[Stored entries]
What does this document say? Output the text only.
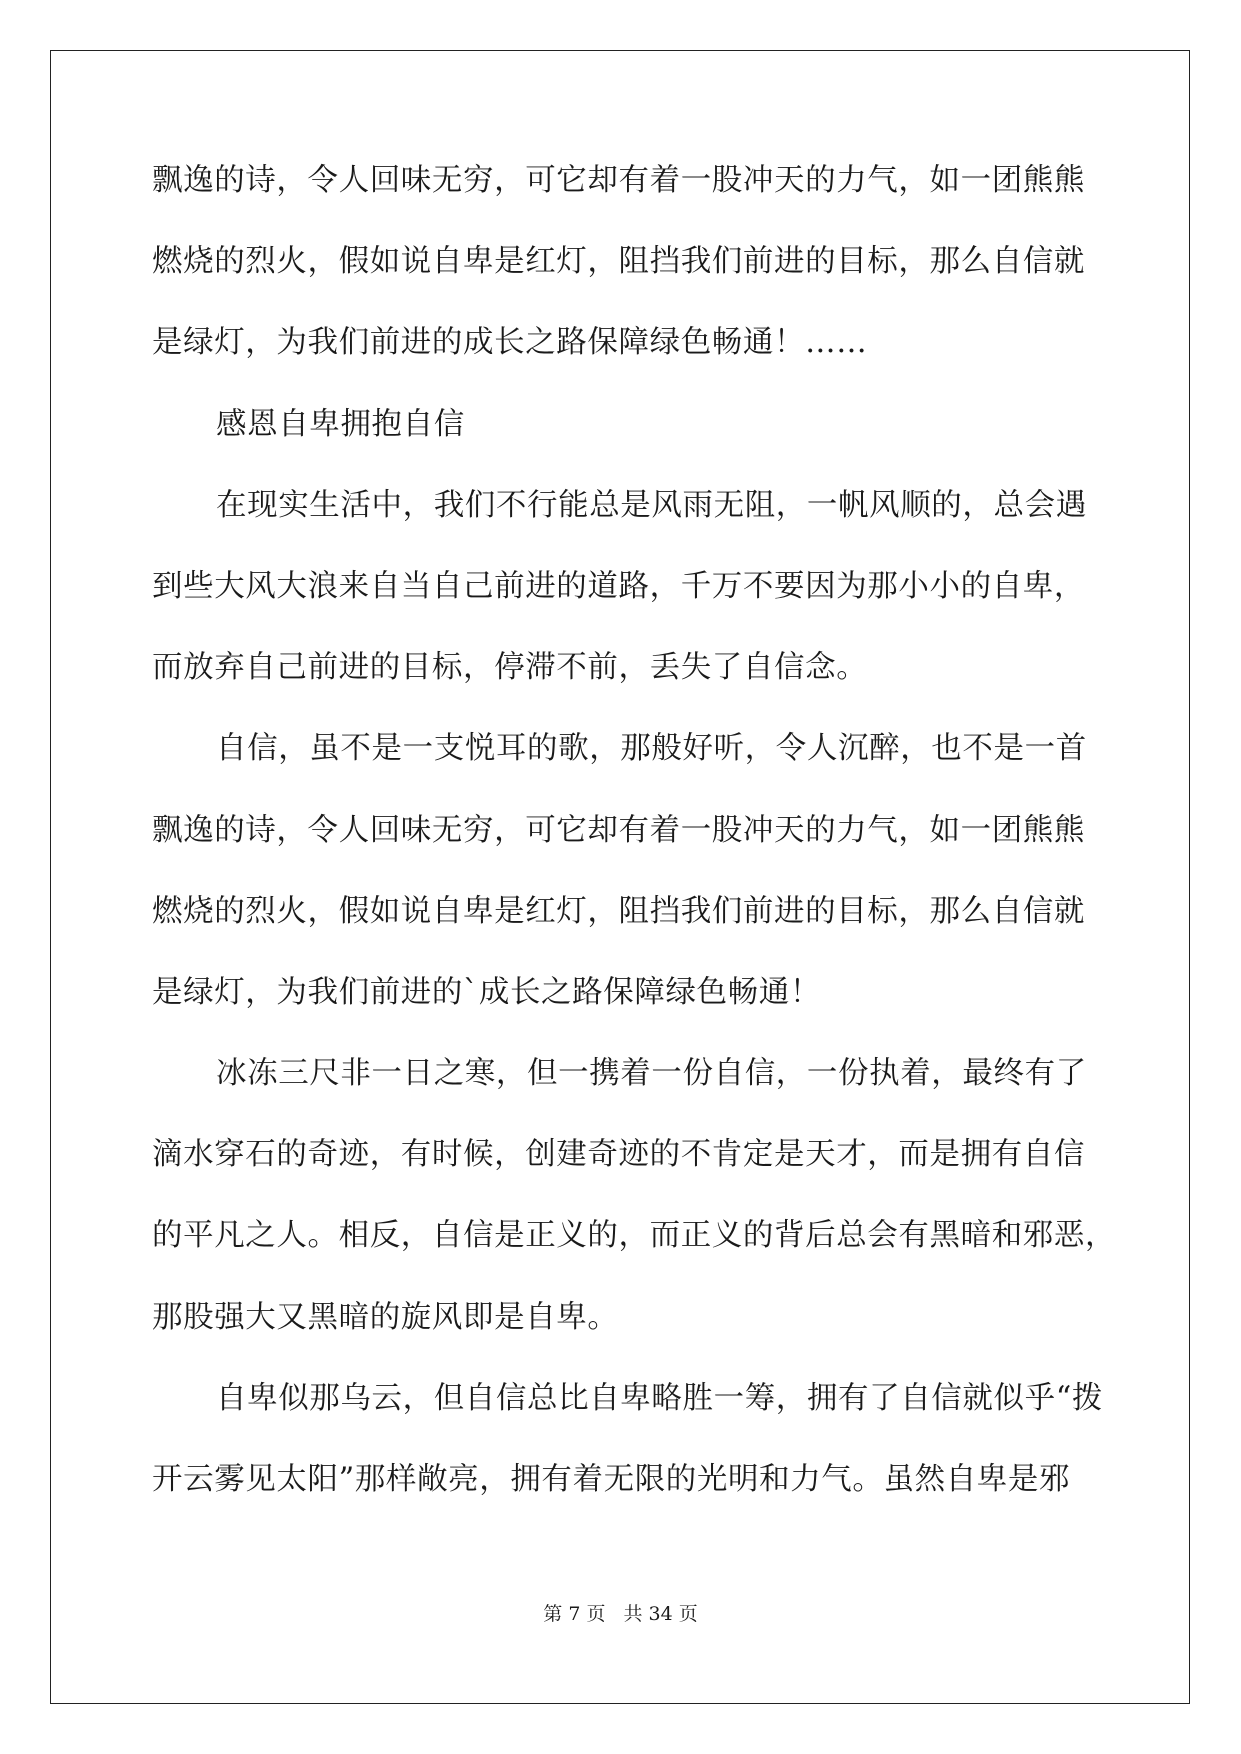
飘逸的诗，令人回味无穷，可它却有着一股冲天的力气，如一团熊熊
燃烧的烈火，假如说自卑是红灯，阻挡我们前进的目标，那么自信就
是绿灯，为我们前进的成长之路保障绿色畅通！……
感恩自卑拥抱自信
在现实生活中，我们不行能总是风雨无阻，一帆风顺的，总会遇
到些大风大浪来自当自己前进的道路，千万不要因为那小小的自卑，
而放弃自己前进的目标，停滞不前，丢失了自信念。
自信，虽不是一支悦耳的歌，那般好听，令人沉醉，也不是一首
飘逸的诗，令人回味无穷，可它却有着一股冲天的力气，如一团熊熊
燃烧的烈火，假如说自卑是红灯，阻挡我们前进的目标，那么自信就
是绿灯，为我们前进的`成长之路保障绿色畅通！
冰冻三尺非一日之寒，但一携着一份自信，一份执着，最终有了
滴水穿石的奇迹，有时候，创建奇迹的不肯定是天才，而是拥有自信
的平凡之人。相反，自信是正义的，而正义的背后总会有黑暗和邪恶，
那股强大又黑暗的旋风即是自卑。
自卑似那乌云，但自信总比自卑略胜一筹，拥有了自信就似乎“拨
开云雾见太阳”那样敞亮，拥有着无限的光明和力气。虽然自卑是邪
第 7 页 共 34 页
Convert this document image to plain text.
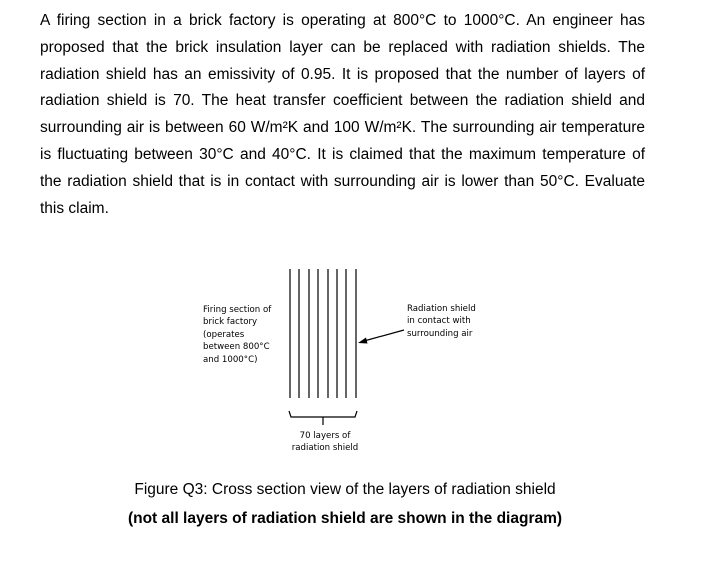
A firing section in a brick factory is operating at 800°C to 1000°C. An engineer has proposed that the brick insulation layer can be replaced with radiation shields. The radiation shield has an emissivity of 0.95. It is proposed that the number of layers of radiation shield is 70. The heat transfer coefficient between the radiation shield and surrounding air is between 60 W/m²K and 100 W/m²K. The surrounding air temperature is fluctuating between 30°C and 40°C. It is claimed that the maximum temperature of the radiation shield that is in contact with surrounding air is lower than 50°C. Evaluate this claim.
Firing section of
brick factory
(operates
between 800°C
and 1000°C)
Radiation shield
in contact with
surrounding air
70 layers of
radiation shield
Figure Q3: Cross section view of the layers of radiation shield
(not all layers of radiation shield are shown in the diagram)
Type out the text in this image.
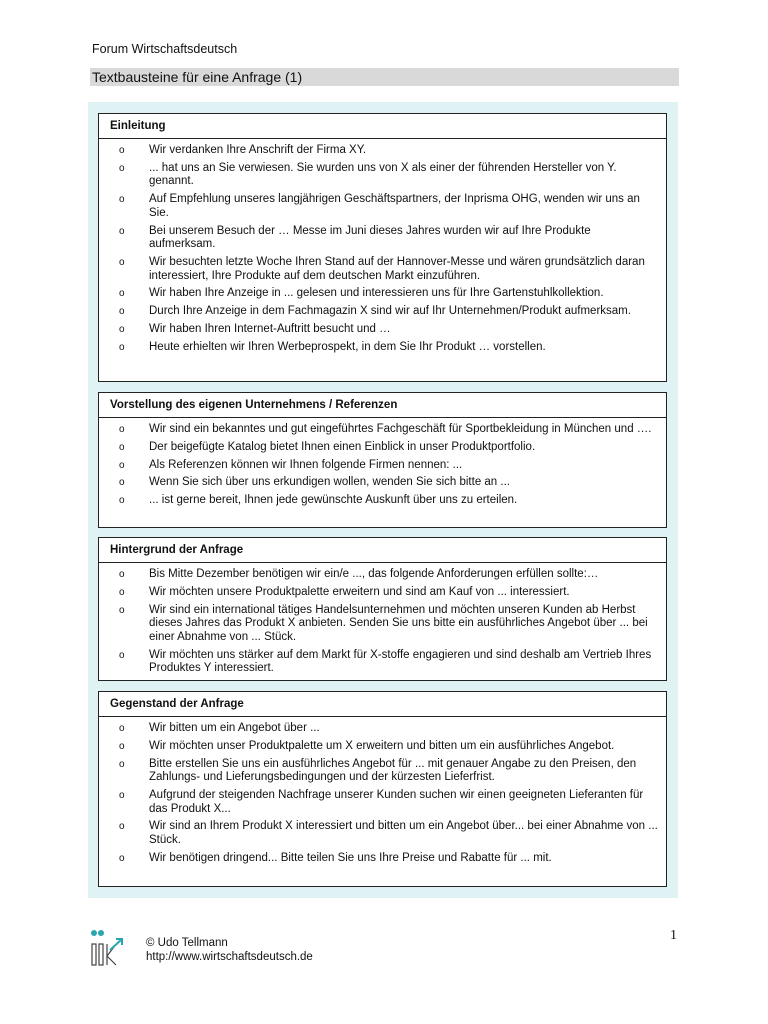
Forum Wirtschaftsdeutsch
Textbausteine für eine Anfrage (1)
Einleitung
o Wir verdanken Ihre Anschrift der Firma XY.
o ... hat uns an Sie verwiesen. Sie wurden uns von X als einer der führenden Hersteller von Y. genannt.
o Auf Empfehlung unseres langjährigen Geschäftspartners, der Inprisma OHG, wenden wir uns an Sie.
o Bei unserem Besuch der … Messe im Juni dieses Jahres wurden wir auf Ihre Produkte aufmerksam.
o Wir besuchten letzte Woche Ihren Stand auf der Hannover-Messe und wären grundsätzlich daran interessiert, Ihre Produkte auf dem deutschen Markt einzuführen.
o Wir haben Ihre Anzeige in ... gelesen und interessieren uns für Ihre Gartenstuhlkollektion.
o Durch Ihre Anzeige in dem Fachmagazin X sind wir auf Ihr Unternehmen/Produkt aufmerksam.
o Wir haben Ihren Internet-Auftritt besucht und …
o Heute erhielten wir Ihren Werbeprospekt, in dem Sie Ihr Produkt … vorstellen.
Vorstellung des eigenen Unternehmens / Referenzen
o Wir sind ein bekanntes und gut eingeführtes Fachgeschäft für Sportbekleidung in München und ….
o Der beigefügte Katalog bietet Ihnen einen Einblick in unser Produktportfolio.
o Als Referenzen können wir Ihnen folgende Firmen nennen: ...
o Wenn Sie sich über uns erkundigen wollen, wenden Sie sich bitte an ...
o ... ist gerne bereit, Ihnen jede gewünschte Auskunft über uns zu erteilen.
Hintergrund der Anfrage
o Bis Mitte Dezember benötigen wir ein/e ..., das folgende Anforderungen erfüllen sollte:…
o Wir möchten unsere Produktpalette erweitern und sind am Kauf von ... interessiert.
o Wir sind ein international tätiges Handelsunternehmen und möchten unseren Kunden ab Herbst dieses Jahres das Produkt X anbieten. Senden Sie uns bitte ein ausführliches Angebot über ... bei einer Abnahme von ... Stück.
o Wir möchten uns stärker auf dem Markt für X-stoffe engagieren und sind deshalb am Vertrieb Ihres Produktes Y interessiert.
Gegenstand der Anfrage
o Wir bitten um ein Angebot über ...
o Wir möchten unser Produktpalette um X erweitern und bitten um ein ausführliches Angebot.
o Bitte erstellen Sie uns ein ausführliches Angebot für ... mit genauer Angabe zu den Preisen, den Zahlungs- und Lieferungsbedingungen und der kürzesten Lieferfrist.
o Aufgrund der steigenden Nachfrage unserer Kunden suchen wir einen geeigneten Lieferanten für das Produkt X...
o Wir sind an Ihrem Produkt X interessiert und bitten um ein Angebot über... bei einer Abnahme von ... Stück.
o Wir benötigen dringend... Bitte teilen Sie uns Ihre Preise und Rabatte für ... mit.
© Udo Tellmann
http://www.wirtschaftsdeutsch.de
1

STATED GOAL -
Quote each line of the listing exactly, but leave the pictures out.

RESPONSE TO THE TASK -
What does this document say? Output the text only.
飘逸的诗，令人回味无穷，可它却有着一股冲天的力气，如一团熊熊
燃烧的烈火，假如说自卑是红灯，阻挡我们前进的目标，那么自信就
是绿灯，为我们前进的成长之路保障绿色畅通！……
感恩自卑拥抱自信
在现实生活中，我们不行能总是风雨无阻，一帆风顺的，总会遇
到些大风大浪来自当自己前进的道路，千万不要因为那小小的自卑，
而放弃自己前进的目标，停滞不前，丢失了自信念。
自信，虽不是一支悦耳的歌，那般好听，令人沉醉，也不是一首
飘逸的诗，令人回味无穷，可它却有着一股冲天的力气，如一团熊熊
燃烧的烈火，假如说自卑是红灯，阻挡我们前进的目标，那么自信就
是绿灯，为我们前进的`成长之路保障绿色畅通！
冰冻三尺非一日之寒，但一携着一份自信，一份执着，最终有了
滴水穿石的奇迹，有时候，创建奇迹的不肯定是天才，而是拥有自信
的平凡之人。相反，自信是正义的，而正义的背后总会有黑暗和邪恶，
那股强大又黑暗的旋风即是自卑。
自卑似那乌云，但自信总比自卑略胜一筹，拥有了自信就似乎“拨
开云雾见太阳”那样敞亮，拥有着无限的光明和力气。虽然自卑是邪
第 7 页 共 34 页
Convert this document image to plain text.
A firing section in a brick factory is operating at 800°C to 1000°C. An engineer has proposed that the brick insulation layer can be replaced with radiation shields. The radiation shield has an emissivity of 0.95. It is proposed that the number of layers of radiation shield is 70. The heat transfer coefficient between the radiation shield and surrounding air is between 60 W/m²K and 100 W/m²K. The surrounding air temperature is fluctuating between 30°C and 40°C. It is claimed that the maximum temperature of the radiation shield that is in contact with surrounding air is lower than 50°C. Evaluate this claim.
Firing section of
brick factory
(operates
between 800°C
and 1000°C)
Radiation shield
in contact with
surrounding air
70 layers of
radiation shield
Figure Q3: Cross section view of the layers of radiation shield
(not all layers of radiation shield are shown in the diagram)
Type out the text in this image.
Forum Wirtschaftsdeutsch
Textbausteine für eine Anfrage (1)
Einleitung
o Wir verdanken Ihre Anschrift der Firma XY.
o ... hat uns an Sie verwiesen. Sie wurden uns von X als einer der führenden Hersteller von Y. genannt.
o Auf Empfehlung unseres langjährigen Geschäftspartners, der Inprisma OHG, wenden wir uns an Sie.
o Bei unserem Besuch der … Messe im Juni dieses Jahres wurden wir auf Ihre Produkte aufmerksam.
o Wir besuchten letzte Woche Ihren Stand auf der Hannover-Messe und wären grundsätzlich daran interessiert, Ihre Produkte auf dem deutschen Markt einzuführen.
o Wir haben Ihre Anzeige in ... gelesen und interessieren uns für Ihre Gartenstuhlkollektion.
o Durch Ihre Anzeige in dem Fachmagazin X sind wir auf Ihr Unternehmen/Produkt aufmerksam.
o Wir haben Ihren Internet-Auftritt besucht und …
o Heute erhielten wir Ihren Werbeprospekt, in dem Sie Ihr Produkt … vorstellen.
Vorstellung des eigenen Unternehmens / Referenzen
o Wir sind ein bekanntes und gut eingeführtes Fachgeschäft für Sportbekleidung in München und ….
o Der beigefügte Katalog bietet Ihnen einen Einblick in unser Produktportfolio.
o Als Referenzen können wir Ihnen folgende Firmen nennen: ...
o Wenn Sie sich über uns erkundigen wollen, wenden Sie sich bitte an ...
o ... ist gerne bereit, Ihnen jede gewünschte Auskunft über uns zu erteilen.
Hintergrund der Anfrage
o Bis Mitte Dezember benötigen wir ein/e ..., das folgende Anforderungen erfüllen sollte:…
o Wir möchten unsere Produktpalette erweitern und sind am Kauf von ... interessiert.
o Wir sind ein international tätiges Handelsunternehmen und möchten unseren Kunden ab Herbst dieses Jahres das Produkt X anbieten. Senden Sie uns bitte ein ausführliches Angebot über ... bei einer Abnahme von ... Stück.
o Wir möchten uns stärker auf dem Markt für X-stoffe engagieren und sind deshalb am Vertrieb Ihres Produktes Y interessiert.
Gegenstand der Anfrage
o Wir bitten um ein Angebot über ...
o Wir möchten unser Produktpalette um X erweitern und bitten um ein ausführliches Angebot.
o Bitte erstellen Sie uns ein ausführliches Angebot für ... mit genauer Angabe zu den Preisen, den Zahlungs- und Lieferungsbedingungen und der kürzesten Lieferfrist.
o Aufgrund der steigenden Nachfrage unserer Kunden suchen wir einen geeigneten Lieferanten für das Produkt X...
o Wir sind an Ihrem Produkt X interessiert und bitten um ein Angebot über... bei einer Abnahme von ... Stück.
o Wir benötigen dringend... Bitte teilen Sie uns Ihre Preise und Rabatte für ... mit.
© Udo Tellmann
http://www.wirtschaftsdeutsch.de
1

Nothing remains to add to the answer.